Task data:
BEGIN

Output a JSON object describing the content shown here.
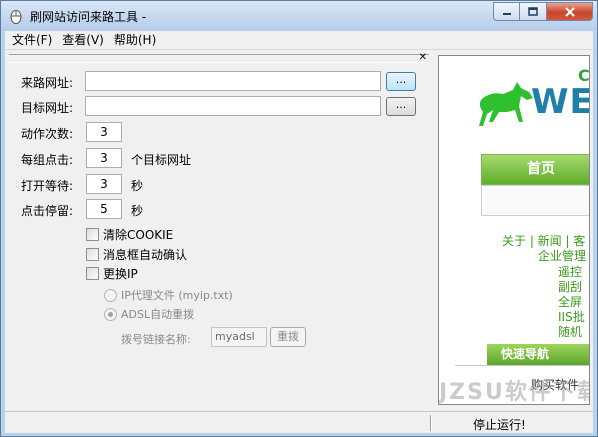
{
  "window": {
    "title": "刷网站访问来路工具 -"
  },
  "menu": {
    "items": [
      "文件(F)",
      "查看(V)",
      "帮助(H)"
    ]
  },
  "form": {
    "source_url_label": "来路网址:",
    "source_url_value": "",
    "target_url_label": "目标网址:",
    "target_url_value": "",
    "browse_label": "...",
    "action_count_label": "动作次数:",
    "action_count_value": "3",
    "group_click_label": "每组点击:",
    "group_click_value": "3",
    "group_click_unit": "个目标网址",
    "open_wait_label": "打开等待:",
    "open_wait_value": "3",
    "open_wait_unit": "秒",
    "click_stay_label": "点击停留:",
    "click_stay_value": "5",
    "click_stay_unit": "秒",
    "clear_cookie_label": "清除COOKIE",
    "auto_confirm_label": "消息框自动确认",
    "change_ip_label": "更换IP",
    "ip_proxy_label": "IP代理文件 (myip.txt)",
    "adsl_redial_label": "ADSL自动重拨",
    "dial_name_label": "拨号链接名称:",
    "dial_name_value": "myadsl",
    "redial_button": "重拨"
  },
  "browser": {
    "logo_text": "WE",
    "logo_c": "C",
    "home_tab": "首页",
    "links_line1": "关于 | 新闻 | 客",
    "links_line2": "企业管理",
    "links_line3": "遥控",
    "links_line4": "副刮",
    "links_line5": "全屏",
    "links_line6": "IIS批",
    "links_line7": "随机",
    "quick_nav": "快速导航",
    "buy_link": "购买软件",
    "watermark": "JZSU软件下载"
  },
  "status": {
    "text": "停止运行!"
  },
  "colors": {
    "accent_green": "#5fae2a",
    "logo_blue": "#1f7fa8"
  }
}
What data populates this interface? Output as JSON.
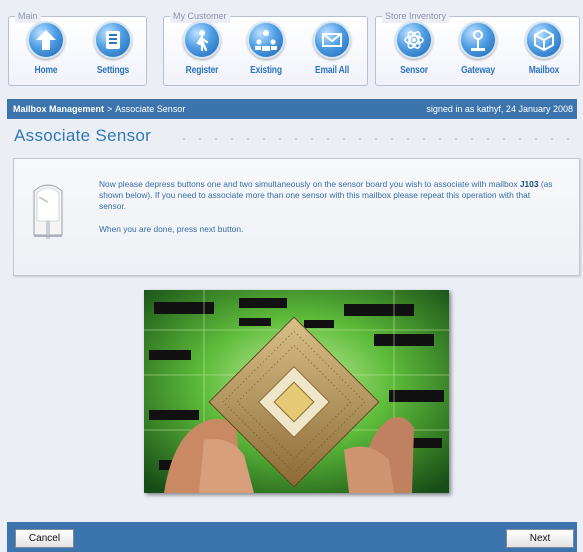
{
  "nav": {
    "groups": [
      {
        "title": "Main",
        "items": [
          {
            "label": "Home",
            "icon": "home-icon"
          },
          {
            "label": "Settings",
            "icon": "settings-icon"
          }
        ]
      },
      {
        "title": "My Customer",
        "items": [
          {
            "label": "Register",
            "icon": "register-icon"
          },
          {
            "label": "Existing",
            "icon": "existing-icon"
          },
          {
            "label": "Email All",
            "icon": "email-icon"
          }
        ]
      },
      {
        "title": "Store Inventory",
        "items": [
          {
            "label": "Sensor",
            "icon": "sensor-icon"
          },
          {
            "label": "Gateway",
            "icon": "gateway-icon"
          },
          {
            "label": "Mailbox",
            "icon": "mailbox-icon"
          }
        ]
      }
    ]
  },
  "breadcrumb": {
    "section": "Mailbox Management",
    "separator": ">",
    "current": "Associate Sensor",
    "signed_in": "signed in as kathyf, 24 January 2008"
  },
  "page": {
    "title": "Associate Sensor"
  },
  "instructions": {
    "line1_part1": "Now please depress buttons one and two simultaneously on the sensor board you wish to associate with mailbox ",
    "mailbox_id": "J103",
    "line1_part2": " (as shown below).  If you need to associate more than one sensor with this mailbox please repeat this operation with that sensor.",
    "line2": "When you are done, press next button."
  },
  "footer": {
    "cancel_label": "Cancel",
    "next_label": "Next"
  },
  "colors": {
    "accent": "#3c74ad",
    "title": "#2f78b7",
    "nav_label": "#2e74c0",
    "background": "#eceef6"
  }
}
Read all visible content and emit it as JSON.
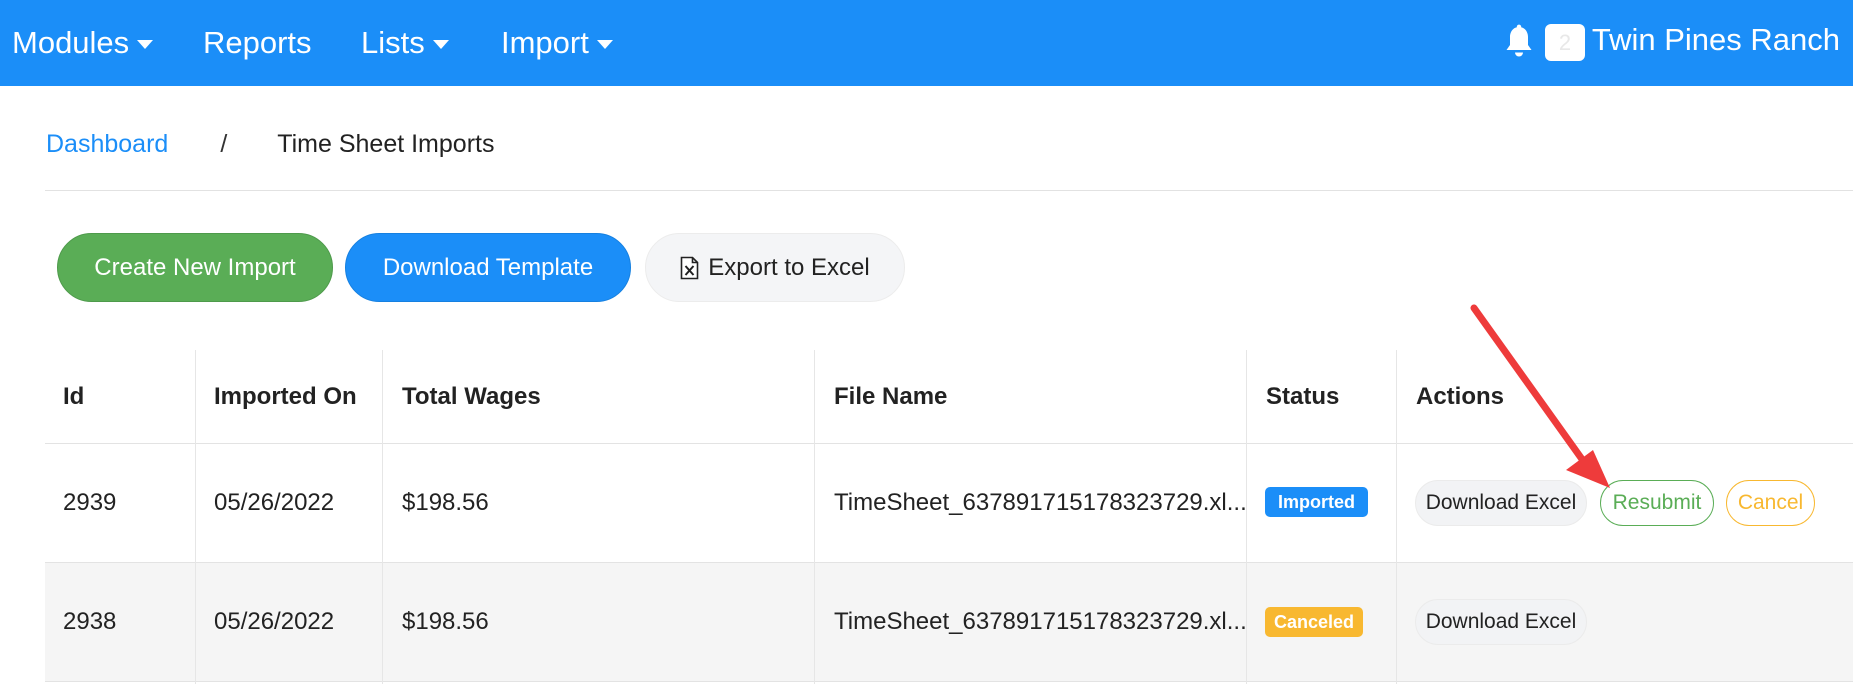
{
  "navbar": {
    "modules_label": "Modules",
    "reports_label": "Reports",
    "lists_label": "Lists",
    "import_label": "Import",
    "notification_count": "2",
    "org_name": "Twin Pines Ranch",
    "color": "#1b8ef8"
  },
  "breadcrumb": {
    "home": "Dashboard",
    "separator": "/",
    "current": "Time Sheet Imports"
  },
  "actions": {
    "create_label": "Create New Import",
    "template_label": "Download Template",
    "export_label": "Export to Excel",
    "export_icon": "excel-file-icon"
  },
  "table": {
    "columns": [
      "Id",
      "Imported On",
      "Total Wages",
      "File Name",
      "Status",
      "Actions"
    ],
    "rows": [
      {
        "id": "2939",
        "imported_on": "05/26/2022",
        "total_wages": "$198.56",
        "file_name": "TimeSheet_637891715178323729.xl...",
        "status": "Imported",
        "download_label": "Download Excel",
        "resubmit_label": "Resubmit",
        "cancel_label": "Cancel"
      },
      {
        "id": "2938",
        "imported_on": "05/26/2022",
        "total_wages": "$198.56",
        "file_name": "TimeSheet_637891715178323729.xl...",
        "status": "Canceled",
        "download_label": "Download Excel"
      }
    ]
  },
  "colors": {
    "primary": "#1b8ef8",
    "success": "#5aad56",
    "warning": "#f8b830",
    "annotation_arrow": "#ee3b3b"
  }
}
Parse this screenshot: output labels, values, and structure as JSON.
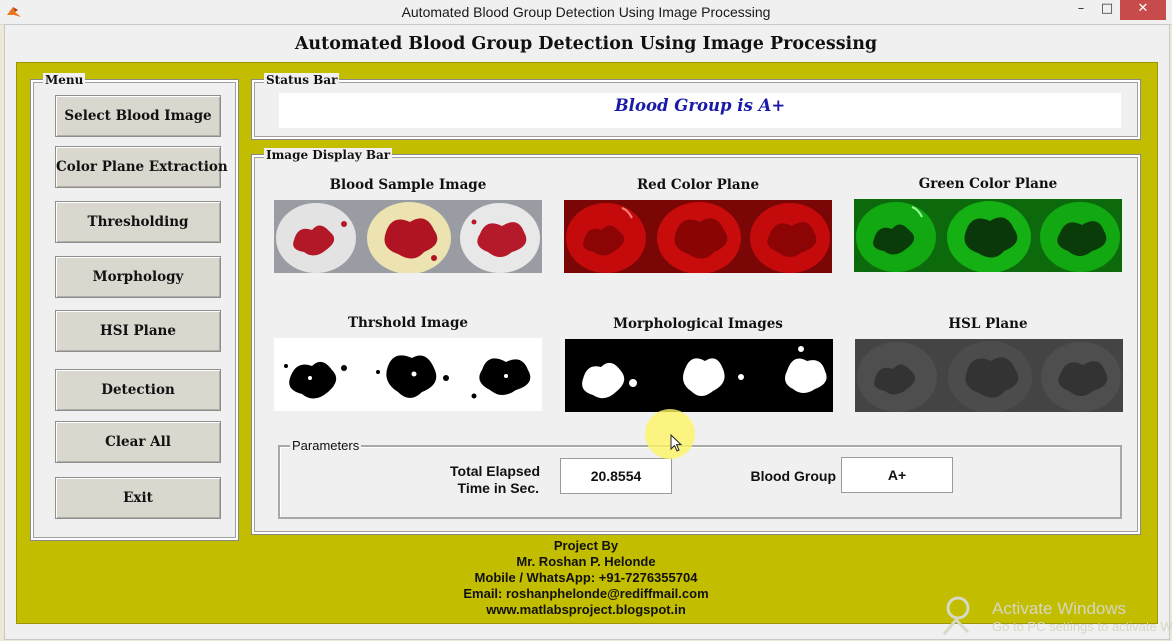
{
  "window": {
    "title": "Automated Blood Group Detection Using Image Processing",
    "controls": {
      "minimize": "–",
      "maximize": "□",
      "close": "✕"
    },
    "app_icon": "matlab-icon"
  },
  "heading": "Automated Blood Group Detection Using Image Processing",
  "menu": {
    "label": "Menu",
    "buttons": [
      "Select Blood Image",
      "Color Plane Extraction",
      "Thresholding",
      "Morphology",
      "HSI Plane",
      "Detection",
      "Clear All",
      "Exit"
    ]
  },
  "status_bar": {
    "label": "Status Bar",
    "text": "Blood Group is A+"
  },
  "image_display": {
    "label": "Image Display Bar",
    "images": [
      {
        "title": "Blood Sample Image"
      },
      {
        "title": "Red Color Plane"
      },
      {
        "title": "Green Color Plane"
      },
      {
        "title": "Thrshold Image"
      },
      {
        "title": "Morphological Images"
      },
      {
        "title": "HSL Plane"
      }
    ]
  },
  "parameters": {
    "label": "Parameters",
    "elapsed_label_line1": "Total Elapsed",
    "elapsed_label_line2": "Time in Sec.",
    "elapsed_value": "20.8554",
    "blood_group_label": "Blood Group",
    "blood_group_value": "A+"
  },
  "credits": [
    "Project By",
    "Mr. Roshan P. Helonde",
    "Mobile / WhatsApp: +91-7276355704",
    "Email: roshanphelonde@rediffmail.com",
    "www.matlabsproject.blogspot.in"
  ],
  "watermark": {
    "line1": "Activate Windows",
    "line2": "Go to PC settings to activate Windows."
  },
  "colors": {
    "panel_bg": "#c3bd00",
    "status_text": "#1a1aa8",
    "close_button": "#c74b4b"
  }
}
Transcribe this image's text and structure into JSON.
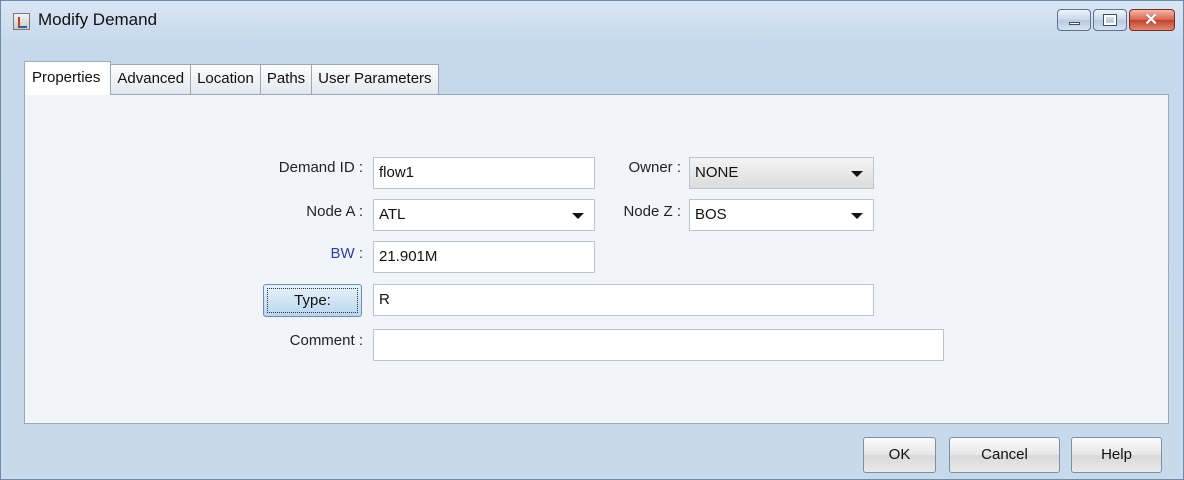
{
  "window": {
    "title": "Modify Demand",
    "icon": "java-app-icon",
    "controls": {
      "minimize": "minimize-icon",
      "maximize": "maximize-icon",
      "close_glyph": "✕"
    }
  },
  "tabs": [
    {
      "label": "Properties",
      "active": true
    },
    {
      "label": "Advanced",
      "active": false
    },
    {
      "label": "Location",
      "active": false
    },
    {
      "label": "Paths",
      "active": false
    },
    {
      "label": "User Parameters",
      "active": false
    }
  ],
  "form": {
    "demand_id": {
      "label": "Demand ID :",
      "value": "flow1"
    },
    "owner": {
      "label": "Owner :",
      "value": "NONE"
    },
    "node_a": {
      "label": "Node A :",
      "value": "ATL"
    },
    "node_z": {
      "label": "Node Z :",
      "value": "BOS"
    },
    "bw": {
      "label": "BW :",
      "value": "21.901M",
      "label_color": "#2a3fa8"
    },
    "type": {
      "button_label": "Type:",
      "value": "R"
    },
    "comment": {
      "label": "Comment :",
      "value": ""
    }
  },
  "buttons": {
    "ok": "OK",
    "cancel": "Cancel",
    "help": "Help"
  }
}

END

Problem to solve:
Transcribe all of the material exactly, leaving out whatever pictures it contains.

Task solution:
Output a JSON object describing the content shown here.
{
  "window": {
    "title": "刷网站访问来路工具 -"
  },
  "menu": {
    "items": [
      "文件(F)",
      "查看(V)",
      "帮助(H)"
    ]
  },
  "form": {
    "source_url_label": "来路网址:",
    "source_url_value": "",
    "target_url_label": "目标网址:",
    "target_url_value": "",
    "browse_label": "...",
    "action_count_label": "动作次数:",
    "action_count_value": "3",
    "group_click_label": "每组点击:",
    "group_click_value": "3",
    "group_click_unit": "个目标网址",
    "open_wait_label": "打开等待:",
    "open_wait_value": "3",
    "open_wait_unit": "秒",
    "click_stay_label": "点击停留:",
    "click_stay_value": "5",
    "click_stay_unit": "秒",
    "clear_cookie_label": "清除COOKIE",
    "auto_confirm_label": "消息框自动确认",
    "change_ip_label": "更换IP",
    "ip_proxy_label": "IP代理文件 (myip.txt)",
    "adsl_redial_label": "ADSL自动重拨",
    "dial_name_label": "拨号链接名称:",
    "dial_name_value": "myadsl",
    "redial_button": "重拨"
  },
  "browser": {
    "logo_text": "WE",
    "logo_c": "C",
    "home_tab": "首页",
    "links_line1": "关于 | 新闻 | 客",
    "links_line2": "企业管理",
    "links_line3": "遥控",
    "links_line4": "副刮",
    "links_line5": "全屏",
    "links_line6": "IIS批",
    "links_line7": "随机",
    "quick_nav": "快速导航",
    "buy_link": "购买软件",
    "watermark": "JZSU软件下载"
  },
  "status": {
    "text": "停止运行!"
  },
  "colors": {
    "accent_green": "#5fae2a",
    "logo_blue": "#1f7fa8"
  }
}
What data populates this interface? Output as JSON.
{
  "nav": {
    "groups": [
      {
        "title": "Main",
        "items": [
          {
            "label": "Home",
            "icon": "home-icon"
          },
          {
            "label": "Settings",
            "icon": "settings-icon"
          }
        ]
      },
      {
        "title": "My Customer",
        "items": [
          {
            "label": "Register",
            "icon": "register-icon"
          },
          {
            "label": "Existing",
            "icon": "existing-icon"
          },
          {
            "label": "Email All",
            "icon": "email-icon"
          }
        ]
      },
      {
        "title": "Store Inventory",
        "items": [
          {
            "label": "Sensor",
            "icon": "sensor-icon"
          },
          {
            "label": "Gateway",
            "icon": "gateway-icon"
          },
          {
            "label": "Mailbox",
            "icon": "mailbox-icon"
          }
        ]
      }
    ]
  },
  "breadcrumb": {
    "section": "Mailbox Management",
    "separator": ">",
    "current": "Associate Sensor",
    "signed_in": "signed in as kathyf, 24 January 2008"
  },
  "page": {
    "title": "Associate Sensor"
  },
  "instructions": {
    "line1_part1": "Now please depress buttons one and two simultaneously on the sensor board you wish to associate with mailbox ",
    "mailbox_id": "J103",
    "line1_part2": " (as shown below).  If you need to associate more than one sensor with this mailbox please repeat this operation with that sensor.",
    "line2": "When you are done, press next button."
  },
  "footer": {
    "cancel_label": "Cancel",
    "next_label": "Next"
  },
  "colors": {
    "accent": "#3c74ad",
    "title": "#2f78b7",
    "nav_label": "#2e74c0",
    "background": "#eceef6"
  }
}
Read all visible content and emit it as JSON.
{
  "navbar": {
    "modules_label": "Modules",
    "reports_label": "Reports",
    "lists_label": "Lists",
    "import_label": "Import",
    "notification_count": "2",
    "org_name": "Twin Pines Ranch",
    "color": "#1b8ef8"
  },
  "breadcrumb": {
    "home": "Dashboard",
    "separator": "/",
    "current": "Time Sheet Imports"
  },
  "actions": {
    "create_label": "Create New Import",
    "template_label": "Download Template",
    "export_label": "Export to Excel",
    "export_icon": "excel-file-icon"
  },
  "table": {
    "columns": [
      "Id",
      "Imported On",
      "Total Wages",
      "File Name",
      "Status",
      "Actions"
    ],
    "rows": [
      {
        "id": "2939",
        "imported_on": "05/26/2022",
        "total_wages": "$198.56",
        "file_name": "TimeSheet_637891715178323729.xl...",
        "status": "Imported",
        "download_label": "Download Excel",
        "resubmit_label": "Resubmit",
        "cancel_label": "Cancel"
      },
      {
        "id": "2938",
        "imported_on": "05/26/2022",
        "total_wages": "$198.56",
        "file_name": "TimeSheet_637891715178323729.xl...",
        "status": "Canceled",
        "download_label": "Download Excel"
      }
    ]
  },
  "colors": {
    "primary": "#1b8ef8",
    "success": "#5aad56",
    "warning": "#f8b830",
    "annotation_arrow": "#ee3b3b"
  }
}
Parse this screenshot: output labels, values, and structure as JSON.
{
  "window": {
    "title": "Automated Blood Group Detection Using Image Processing",
    "controls": {
      "minimize": "–",
      "maximize": "□",
      "close": "✕"
    },
    "app_icon": "matlab-icon"
  },
  "heading": "Automated Blood Group Detection Using Image Processing",
  "menu": {
    "label": "Menu",
    "buttons": [
      "Select Blood Image",
      "Color Plane Extraction",
      "Thresholding",
      "Morphology",
      "HSI Plane",
      "Detection",
      "Clear All",
      "Exit"
    ]
  },
  "status_bar": {
    "label": "Status Bar",
    "text": "Blood Group is A+"
  },
  "image_display": {
    "label": "Image Display Bar",
    "images": [
      {
        "title": "Blood Sample Image"
      },
      {
        "title": "Red Color Plane"
      },
      {
        "title": "Green Color Plane"
      },
      {
        "title": "Thrshold Image"
      },
      {
        "title": "Morphological Images"
      },
      {
        "title": "HSL Plane"
      }
    ]
  },
  "parameters": {
    "label": "Parameters",
    "elapsed_label_line1": "Total Elapsed",
    "elapsed_label_line2": "Time in Sec.",
    "elapsed_value": "20.8554",
    "blood_group_label": "Blood Group",
    "blood_group_value": "A+"
  },
  "credits": [
    "Project By",
    "Mr. Roshan P. Helonde",
    "Mobile / WhatsApp: +91-7276355704",
    "Email: roshanphelonde@rediffmail.com",
    "www.matlabsproject.blogspot.in"
  ],
  "watermark": {
    "line1": "Activate Windows",
    "line2": "Go to PC settings to activate Windows."
  },
  "colors": {
    "panel_bg": "#c3bd00",
    "status_text": "#1a1aa8",
    "close_button": "#c74b4b"
  }
}
Transcribe this image's text and structure into JSON.
{
  "window": {
    "title": "Modify Demand",
    "icon": "java-app-icon",
    "controls": {
      "minimize": "minimize-icon",
      "maximize": "maximize-icon",
      "close_glyph": "✕"
    }
  },
  "tabs": [
    {
      "label": "Properties",
      "active": true
    },
    {
      "label": "Advanced",
      "active": false
    },
    {
      "label": "Location",
      "active": false
    },
    {
      "label": "Paths",
      "active": false
    },
    {
      "label": "User Parameters",
      "active": false
    }
  ],
  "form": {
    "demand_id": {
      "label": "Demand ID :",
      "value": "flow1"
    },
    "owner": {
      "label": "Owner :",
      "value": "NONE"
    },
    "node_a": {
      "label": "Node A :",
      "value": "ATL"
    },
    "node_z": {
      "label": "Node Z :",
      "value": "BOS"
    },
    "bw": {
      "label": "BW :",
      "value": "21.901M",
      "label_color": "#2a3fa8"
    },
    "type": {
      "button_label": "Type:",
      "value": "R"
    },
    "comment": {
      "label": "Comment :",
      "value": ""
    }
  },
  "buttons": {
    "ok": "OK",
    "cancel": "Cancel",
    "help": "Help"
  }
}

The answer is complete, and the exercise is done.